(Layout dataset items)
────
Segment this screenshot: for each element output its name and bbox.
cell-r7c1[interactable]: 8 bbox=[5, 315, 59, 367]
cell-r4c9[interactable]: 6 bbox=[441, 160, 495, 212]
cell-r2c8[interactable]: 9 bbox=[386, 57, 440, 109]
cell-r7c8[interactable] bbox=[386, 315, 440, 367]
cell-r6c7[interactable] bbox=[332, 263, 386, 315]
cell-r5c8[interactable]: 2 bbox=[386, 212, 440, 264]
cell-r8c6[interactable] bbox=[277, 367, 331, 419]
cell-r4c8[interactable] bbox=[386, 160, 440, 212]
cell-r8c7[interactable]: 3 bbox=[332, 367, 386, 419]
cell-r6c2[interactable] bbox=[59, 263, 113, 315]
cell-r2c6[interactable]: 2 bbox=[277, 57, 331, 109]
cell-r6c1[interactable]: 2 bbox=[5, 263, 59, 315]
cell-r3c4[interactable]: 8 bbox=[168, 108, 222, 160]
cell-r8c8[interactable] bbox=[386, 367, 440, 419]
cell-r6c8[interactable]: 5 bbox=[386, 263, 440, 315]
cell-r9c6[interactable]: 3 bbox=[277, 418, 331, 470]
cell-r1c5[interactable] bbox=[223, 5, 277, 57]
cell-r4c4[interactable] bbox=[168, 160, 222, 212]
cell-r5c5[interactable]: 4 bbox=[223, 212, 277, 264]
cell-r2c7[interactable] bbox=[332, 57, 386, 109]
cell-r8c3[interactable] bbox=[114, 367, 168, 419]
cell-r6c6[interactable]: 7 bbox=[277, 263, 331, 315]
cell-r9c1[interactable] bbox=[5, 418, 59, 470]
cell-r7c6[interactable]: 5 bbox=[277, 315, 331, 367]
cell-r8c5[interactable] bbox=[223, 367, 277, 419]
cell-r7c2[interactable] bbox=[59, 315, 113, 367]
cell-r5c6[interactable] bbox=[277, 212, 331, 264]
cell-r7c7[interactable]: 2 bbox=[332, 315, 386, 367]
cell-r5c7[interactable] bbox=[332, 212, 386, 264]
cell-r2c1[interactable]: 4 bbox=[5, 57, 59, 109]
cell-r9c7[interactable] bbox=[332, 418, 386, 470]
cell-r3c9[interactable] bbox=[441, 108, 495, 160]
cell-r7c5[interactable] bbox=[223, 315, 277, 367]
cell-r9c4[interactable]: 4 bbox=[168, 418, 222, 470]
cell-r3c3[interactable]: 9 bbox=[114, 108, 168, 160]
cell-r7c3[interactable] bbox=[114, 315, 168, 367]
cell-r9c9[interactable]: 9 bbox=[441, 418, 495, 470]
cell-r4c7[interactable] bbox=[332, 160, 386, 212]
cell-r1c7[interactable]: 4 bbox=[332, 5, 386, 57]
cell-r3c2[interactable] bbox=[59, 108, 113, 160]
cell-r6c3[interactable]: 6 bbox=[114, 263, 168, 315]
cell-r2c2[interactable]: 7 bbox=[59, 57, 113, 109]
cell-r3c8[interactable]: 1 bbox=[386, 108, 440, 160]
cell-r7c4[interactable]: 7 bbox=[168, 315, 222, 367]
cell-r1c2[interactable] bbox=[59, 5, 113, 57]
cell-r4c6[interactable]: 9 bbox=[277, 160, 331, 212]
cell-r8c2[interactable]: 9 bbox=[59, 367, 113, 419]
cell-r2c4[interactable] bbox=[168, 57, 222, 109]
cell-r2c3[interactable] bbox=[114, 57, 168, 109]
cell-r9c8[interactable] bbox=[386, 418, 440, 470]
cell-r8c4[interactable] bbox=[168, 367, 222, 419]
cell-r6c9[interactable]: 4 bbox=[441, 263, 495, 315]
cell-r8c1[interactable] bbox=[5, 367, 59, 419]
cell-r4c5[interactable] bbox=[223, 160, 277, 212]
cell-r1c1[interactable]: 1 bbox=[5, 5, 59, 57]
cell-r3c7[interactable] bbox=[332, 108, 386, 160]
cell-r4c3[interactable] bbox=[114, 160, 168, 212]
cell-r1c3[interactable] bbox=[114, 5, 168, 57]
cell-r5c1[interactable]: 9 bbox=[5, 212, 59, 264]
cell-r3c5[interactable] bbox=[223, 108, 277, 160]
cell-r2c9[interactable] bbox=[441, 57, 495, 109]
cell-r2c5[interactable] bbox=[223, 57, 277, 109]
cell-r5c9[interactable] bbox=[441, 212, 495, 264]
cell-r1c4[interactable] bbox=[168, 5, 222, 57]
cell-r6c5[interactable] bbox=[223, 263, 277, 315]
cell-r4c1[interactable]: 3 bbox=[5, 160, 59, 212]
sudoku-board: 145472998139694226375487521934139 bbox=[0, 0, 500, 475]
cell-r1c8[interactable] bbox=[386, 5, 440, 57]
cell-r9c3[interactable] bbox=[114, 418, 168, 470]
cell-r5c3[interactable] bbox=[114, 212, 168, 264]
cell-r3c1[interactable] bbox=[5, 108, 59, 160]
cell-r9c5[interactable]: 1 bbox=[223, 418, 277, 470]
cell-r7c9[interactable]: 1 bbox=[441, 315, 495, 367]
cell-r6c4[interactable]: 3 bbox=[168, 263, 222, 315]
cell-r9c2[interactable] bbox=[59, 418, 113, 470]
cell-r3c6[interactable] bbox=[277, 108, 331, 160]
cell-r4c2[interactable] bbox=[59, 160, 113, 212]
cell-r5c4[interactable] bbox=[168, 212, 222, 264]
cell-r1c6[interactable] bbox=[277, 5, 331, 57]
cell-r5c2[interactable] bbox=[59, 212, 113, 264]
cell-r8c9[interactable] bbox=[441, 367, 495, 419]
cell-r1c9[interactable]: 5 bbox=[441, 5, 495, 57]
────
## Instructions for the task
Retype the items above, starting with their first line and stopping after the line that contains "cell-r2c6[interactable]: 2 bbox=[277, 57, 331, 109]". Copy each line without any change.

## Complete answer
Segment this screenshot: for each element output its name and bbox.
cell-r7c1[interactable]: 8 bbox=[5, 315, 59, 367]
cell-r4c9[interactable]: 6 bbox=[441, 160, 495, 212]
cell-r2c8[interactable]: 9 bbox=[386, 57, 440, 109]
cell-r7c8[interactable] bbox=[386, 315, 440, 367]
cell-r6c7[interactable] bbox=[332, 263, 386, 315]
cell-r5c8[interactable]: 2 bbox=[386, 212, 440, 264]
cell-r8c6[interactable] bbox=[277, 367, 331, 419]
cell-r4c8[interactable] bbox=[386, 160, 440, 212]
cell-r8c7[interactable]: 3 bbox=[332, 367, 386, 419]
cell-r6c2[interactable] bbox=[59, 263, 113, 315]
cell-r2c6[interactable]: 2 bbox=[277, 57, 331, 109]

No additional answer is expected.